(Short task)
Quote every line below exactly as it reads.
-.-.-
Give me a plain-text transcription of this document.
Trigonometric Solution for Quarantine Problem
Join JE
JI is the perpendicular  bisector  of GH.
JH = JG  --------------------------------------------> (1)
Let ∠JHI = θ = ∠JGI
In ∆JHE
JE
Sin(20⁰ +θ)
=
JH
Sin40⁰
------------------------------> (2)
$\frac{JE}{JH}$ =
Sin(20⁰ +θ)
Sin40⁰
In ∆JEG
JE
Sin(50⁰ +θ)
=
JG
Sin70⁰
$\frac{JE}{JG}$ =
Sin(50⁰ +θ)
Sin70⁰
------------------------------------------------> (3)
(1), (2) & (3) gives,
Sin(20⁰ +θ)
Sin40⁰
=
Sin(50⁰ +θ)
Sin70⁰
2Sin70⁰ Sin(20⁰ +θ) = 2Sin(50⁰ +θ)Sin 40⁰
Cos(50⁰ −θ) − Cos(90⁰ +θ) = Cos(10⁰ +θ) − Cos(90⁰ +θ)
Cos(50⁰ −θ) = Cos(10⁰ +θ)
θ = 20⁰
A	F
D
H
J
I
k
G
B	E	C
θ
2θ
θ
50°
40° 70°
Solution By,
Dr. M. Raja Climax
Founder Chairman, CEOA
-.-.-
(Task solution)
Give me a plain-text transcription of this document.
Trigonometric Solution for Quarantine Problem
Join JE
JI is the perpendicular  bisector  of GH.
JH = JG  --------------------------------------------> (1)
Let ∠JHI = θ = ∠JGI
In ∆JHE
JE
Sin(20⁰ +θ)
=
JH
Sin40⁰
------------------------------> (2)
$\frac{JE}{JH}$ =
Sin(20⁰ +θ)
Sin40⁰
In ∆JEG
JE
Sin(50⁰ +θ)
=
JG
Sin70⁰
$\frac{JE}{JG}$ =
Sin(50⁰ +θ)
Sin70⁰
------------------------------------------------> (3)
(1), (2) & (3) gives,
Sin(20⁰ +θ)
Sin40⁰
=
Sin(50⁰ +θ)
Sin70⁰
2Sin70⁰ Sin(20⁰ +θ) = 2Sin(50⁰ +θ)Sin 40⁰
Cos(50⁰ −θ) − Cos(90⁰ +θ) = Cos(10⁰ +θ) − Cos(90⁰ +θ)
Cos(50⁰ −θ) = Cos(10⁰ +θ)
θ = 20⁰
A	F
D
H
J
I
k
G
B	E	C
θ
2θ
θ
50°
40° 70°
Solution By,
Dr. M. Raja Climax
Founder Chairman, CEOA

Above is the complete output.